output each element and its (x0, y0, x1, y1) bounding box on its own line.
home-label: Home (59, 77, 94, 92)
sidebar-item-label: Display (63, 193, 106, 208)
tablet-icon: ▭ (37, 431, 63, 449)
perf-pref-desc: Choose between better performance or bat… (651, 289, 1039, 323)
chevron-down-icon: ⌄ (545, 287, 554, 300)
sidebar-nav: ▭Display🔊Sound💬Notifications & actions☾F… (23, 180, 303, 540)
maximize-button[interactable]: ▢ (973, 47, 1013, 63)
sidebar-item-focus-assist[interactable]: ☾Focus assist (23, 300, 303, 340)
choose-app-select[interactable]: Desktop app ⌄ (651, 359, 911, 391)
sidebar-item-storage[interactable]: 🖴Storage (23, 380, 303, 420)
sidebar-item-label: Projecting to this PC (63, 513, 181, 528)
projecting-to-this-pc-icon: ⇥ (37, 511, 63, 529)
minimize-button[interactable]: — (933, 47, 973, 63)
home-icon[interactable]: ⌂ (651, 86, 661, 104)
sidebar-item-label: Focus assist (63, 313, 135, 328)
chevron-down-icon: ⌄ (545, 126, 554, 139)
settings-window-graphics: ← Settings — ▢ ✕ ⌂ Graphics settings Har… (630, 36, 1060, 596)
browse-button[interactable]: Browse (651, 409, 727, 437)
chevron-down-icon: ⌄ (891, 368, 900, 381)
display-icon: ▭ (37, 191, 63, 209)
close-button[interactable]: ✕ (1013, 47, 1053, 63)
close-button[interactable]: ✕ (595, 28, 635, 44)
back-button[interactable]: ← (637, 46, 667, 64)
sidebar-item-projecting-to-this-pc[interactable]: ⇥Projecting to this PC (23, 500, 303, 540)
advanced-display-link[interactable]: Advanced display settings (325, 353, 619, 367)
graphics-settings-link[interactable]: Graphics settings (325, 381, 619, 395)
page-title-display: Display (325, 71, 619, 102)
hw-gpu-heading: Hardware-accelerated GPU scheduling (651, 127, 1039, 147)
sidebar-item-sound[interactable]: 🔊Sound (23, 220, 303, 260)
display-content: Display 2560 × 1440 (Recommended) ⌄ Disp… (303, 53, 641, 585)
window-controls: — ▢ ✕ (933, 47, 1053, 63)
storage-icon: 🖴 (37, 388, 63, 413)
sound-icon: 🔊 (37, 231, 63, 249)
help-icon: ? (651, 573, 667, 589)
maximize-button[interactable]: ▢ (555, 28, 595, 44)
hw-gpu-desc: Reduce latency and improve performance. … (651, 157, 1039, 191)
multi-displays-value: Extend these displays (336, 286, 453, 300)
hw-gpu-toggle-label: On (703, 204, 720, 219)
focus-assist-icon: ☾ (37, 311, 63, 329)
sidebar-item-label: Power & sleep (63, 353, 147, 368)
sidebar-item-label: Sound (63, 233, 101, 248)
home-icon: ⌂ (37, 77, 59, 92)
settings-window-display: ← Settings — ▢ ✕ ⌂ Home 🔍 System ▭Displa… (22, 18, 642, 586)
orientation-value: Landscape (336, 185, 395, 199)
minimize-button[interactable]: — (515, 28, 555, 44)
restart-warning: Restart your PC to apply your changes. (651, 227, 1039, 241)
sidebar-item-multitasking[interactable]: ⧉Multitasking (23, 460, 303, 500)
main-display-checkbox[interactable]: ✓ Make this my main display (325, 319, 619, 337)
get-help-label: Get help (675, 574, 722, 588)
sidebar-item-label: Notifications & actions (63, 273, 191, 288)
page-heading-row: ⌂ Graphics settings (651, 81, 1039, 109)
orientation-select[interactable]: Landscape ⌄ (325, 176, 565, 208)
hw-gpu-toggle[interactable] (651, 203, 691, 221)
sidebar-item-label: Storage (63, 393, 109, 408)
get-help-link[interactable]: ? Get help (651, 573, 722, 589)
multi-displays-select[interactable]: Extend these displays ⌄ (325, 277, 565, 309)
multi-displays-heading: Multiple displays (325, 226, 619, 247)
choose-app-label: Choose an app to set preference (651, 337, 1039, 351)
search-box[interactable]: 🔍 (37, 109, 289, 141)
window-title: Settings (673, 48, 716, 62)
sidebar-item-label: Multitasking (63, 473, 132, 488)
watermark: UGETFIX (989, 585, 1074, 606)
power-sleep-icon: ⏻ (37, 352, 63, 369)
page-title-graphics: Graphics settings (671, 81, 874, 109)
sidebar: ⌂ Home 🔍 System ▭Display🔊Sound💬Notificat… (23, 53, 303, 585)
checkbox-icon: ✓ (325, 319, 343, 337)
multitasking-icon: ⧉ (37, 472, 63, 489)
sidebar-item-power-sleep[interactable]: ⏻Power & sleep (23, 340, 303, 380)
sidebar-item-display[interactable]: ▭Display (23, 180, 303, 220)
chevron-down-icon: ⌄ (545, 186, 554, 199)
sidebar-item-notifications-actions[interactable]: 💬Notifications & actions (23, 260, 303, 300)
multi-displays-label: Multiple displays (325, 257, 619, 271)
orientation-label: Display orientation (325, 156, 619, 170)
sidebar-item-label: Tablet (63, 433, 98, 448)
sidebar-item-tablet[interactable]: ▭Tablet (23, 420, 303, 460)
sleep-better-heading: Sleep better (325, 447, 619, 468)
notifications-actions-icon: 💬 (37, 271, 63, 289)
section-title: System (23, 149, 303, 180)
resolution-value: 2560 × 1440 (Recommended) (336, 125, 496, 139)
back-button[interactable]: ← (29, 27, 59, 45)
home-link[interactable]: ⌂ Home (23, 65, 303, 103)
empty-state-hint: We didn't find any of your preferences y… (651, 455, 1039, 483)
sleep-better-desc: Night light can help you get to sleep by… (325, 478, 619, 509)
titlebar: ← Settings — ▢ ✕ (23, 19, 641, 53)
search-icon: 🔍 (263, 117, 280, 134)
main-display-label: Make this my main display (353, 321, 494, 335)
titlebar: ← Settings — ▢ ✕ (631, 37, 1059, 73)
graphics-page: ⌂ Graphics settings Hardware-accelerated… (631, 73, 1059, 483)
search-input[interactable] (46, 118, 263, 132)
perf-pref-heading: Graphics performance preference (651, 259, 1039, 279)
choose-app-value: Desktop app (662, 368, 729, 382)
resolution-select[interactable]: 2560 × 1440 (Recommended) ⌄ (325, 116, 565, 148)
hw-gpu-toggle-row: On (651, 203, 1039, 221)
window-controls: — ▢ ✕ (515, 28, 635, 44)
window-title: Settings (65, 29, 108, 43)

- _Written problem_
Rewrite the listing with every occurrence of "chevron-down-icon" swapped for "dropdown-arrow-icon", leaving everything else unchanged.

- _Solution for this problem_
output each element and its (x0, y0, x1, y1) bounding box on its own line.
home-label: Home (59, 77, 94, 92)
sidebar-item-label: Display (63, 193, 106, 208)
tablet-icon: ▭ (37, 431, 63, 449)
perf-pref-desc: Choose between better performance or bat… (651, 289, 1039, 323)
dropdown-arrow-icon: ⌄ (545, 287, 554, 300)
sidebar-nav: ▭Display🔊Sound💬Notifications & actions☾F… (23, 180, 303, 540)
maximize-button[interactable]: ▢ (973, 47, 1013, 63)
sidebar-item-focus-assist[interactable]: ☾Focus assist (23, 300, 303, 340)
choose-app-select[interactable]: Desktop app ⌄ (651, 359, 911, 391)
sidebar-item-storage[interactable]: 🖴Storage (23, 380, 303, 420)
sidebar-item-label: Projecting to this PC (63, 513, 181, 528)
projecting-to-this-pc-icon: ⇥ (37, 511, 63, 529)
minimize-button[interactable]: — (933, 47, 973, 63)
home-icon[interactable]: ⌂ (651, 86, 661, 104)
sidebar-item-label: Focus assist (63, 313, 135, 328)
dropdown-arrow-icon: ⌄ (545, 126, 554, 139)
settings-window-graphics: ← Settings — ▢ ✕ ⌂ Graphics settings Har… (630, 36, 1060, 596)
browse-button[interactable]: Browse (651, 409, 727, 437)
dropdown-arrow-icon: ⌄ (891, 368, 900, 381)
display-icon: ▭ (37, 191, 63, 209)
close-button[interactable]: ✕ (1013, 47, 1053, 63)
close-button[interactable]: ✕ (595, 28, 635, 44)
back-button[interactable]: ← (637, 46, 667, 64)
sidebar-item-projecting-to-this-pc[interactable]: ⇥Projecting to this PC (23, 500, 303, 540)
advanced-display-link[interactable]: Advanced display settings (325, 353, 619, 367)
graphics-settings-link[interactable]: Graphics settings (325, 381, 619, 395)
page-title-display: Display (325, 71, 619, 102)
hw-gpu-heading: Hardware-accelerated GPU scheduling (651, 127, 1039, 147)
sidebar-item-sound[interactable]: 🔊Sound (23, 220, 303, 260)
display-content: Display 2560 × 1440 (Recommended) ⌄ Disp… (303, 53, 641, 585)
window-controls: — ▢ ✕ (933, 47, 1053, 63)
storage-icon: 🖴 (37, 388, 63, 413)
sound-icon: 🔊 (37, 231, 63, 249)
help-icon: ? (651, 573, 667, 589)
maximize-button[interactable]: ▢ (555, 28, 595, 44)
hw-gpu-desc: Reduce latency and improve performance. … (651, 157, 1039, 191)
multi-displays-value: Extend these displays (336, 286, 453, 300)
hw-gpu-toggle-label: On (703, 204, 720, 219)
focus-assist-icon: ☾ (37, 311, 63, 329)
sidebar-item-label: Power & sleep (63, 353, 147, 368)
sidebar-item-label: Sound (63, 233, 101, 248)
home-icon: ⌂ (37, 77, 59, 92)
settings-window-display: ← Settings — ▢ ✕ ⌂ Home 🔍 System ▭Displa… (22, 18, 642, 586)
orientation-value: Landscape (336, 185, 395, 199)
minimize-button[interactable]: — (515, 28, 555, 44)
restart-warning: Restart your PC to apply your changes. (651, 227, 1039, 241)
sidebar-item-multitasking[interactable]: ⧉Multitasking (23, 460, 303, 500)
main-display-checkbox[interactable]: ✓ Make this my main display (325, 319, 619, 337)
get-help-label: Get help (675, 574, 722, 588)
sidebar-item-label: Notifications & actions (63, 273, 191, 288)
page-heading-row: ⌂ Graphics settings (651, 81, 1039, 109)
orientation-select[interactable]: Landscape ⌄ (325, 176, 565, 208)
hw-gpu-toggle[interactable] (651, 203, 691, 221)
sidebar-item-label: Storage (63, 393, 109, 408)
get-help-link[interactable]: ? Get help (651, 573, 722, 589)
multi-displays-select[interactable]: Extend these displays ⌄ (325, 277, 565, 309)
multi-displays-heading: Multiple displays (325, 226, 619, 247)
choose-app-label: Choose an app to set preference (651, 337, 1039, 351)
search-box[interactable]: 🔍 (37, 109, 289, 141)
window-title: Settings (673, 48, 716, 62)
sidebar-item-label: Multitasking (63, 473, 132, 488)
watermark: UGETFIX (989, 585, 1074, 606)
power-sleep-icon: ⏻ (37, 352, 63, 369)
page-title-graphics: Graphics settings (671, 81, 874, 109)
sidebar: ⌂ Home 🔍 System ▭Display🔊Sound💬Notificat… (23, 53, 303, 585)
checkbox-icon: ✓ (325, 319, 343, 337)
multitasking-icon: ⧉ (37, 472, 63, 489)
sidebar-item-power-sleep[interactable]: ⏻Power & sleep (23, 340, 303, 380)
sidebar-item-display[interactable]: ▭Display (23, 180, 303, 220)
dropdown-arrow-icon: ⌄ (545, 186, 554, 199)
sidebar-item-notifications-actions[interactable]: 💬Notifications & actions (23, 260, 303, 300)
multi-displays-label: Multiple displays (325, 257, 619, 271)
orientation-label: Display orientation (325, 156, 619, 170)
sidebar-item-label: Tablet (63, 433, 98, 448)
sidebar-item-tablet[interactable]: ▭Tablet (23, 420, 303, 460)
sleep-better-heading: Sleep better (325, 447, 619, 468)
notifications-actions-icon: 💬 (37, 271, 63, 289)
section-title: System (23, 149, 303, 180)
resolution-value: 2560 × 1440 (Recommended) (336, 125, 496, 139)
back-button[interactable]: ← (29, 27, 59, 45)
home-link[interactable]: ⌂ Home (23, 65, 303, 103)
empty-state-hint: We didn't find any of your preferences y… (651, 455, 1039, 483)
sleep-better-desc: Night light can help you get to sleep by… (325, 478, 619, 509)
titlebar: ← Settings — ▢ ✕ (23, 19, 641, 53)
search-icon: 🔍 (263, 117, 280, 134)
main-display-label: Make this my main display (353, 321, 494, 335)
titlebar: ← Settings — ▢ ✕ (631, 37, 1059, 73)
graphics-page: ⌂ Graphics settings Hardware-accelerated… (631, 73, 1059, 483)
search-input[interactable] (46, 118, 263, 132)
perf-pref-heading: Graphics performance preference (651, 259, 1039, 279)
choose-app-value: Desktop app (662, 368, 729, 382)
resolution-select[interactable]: 2560 × 1440 (Recommended) ⌄ (325, 116, 565, 148)
hw-gpu-toggle-row: On (651, 203, 1039, 221)
window-controls: — ▢ ✕ (515, 28, 635, 44)
window-title: Settings (65, 29, 108, 43)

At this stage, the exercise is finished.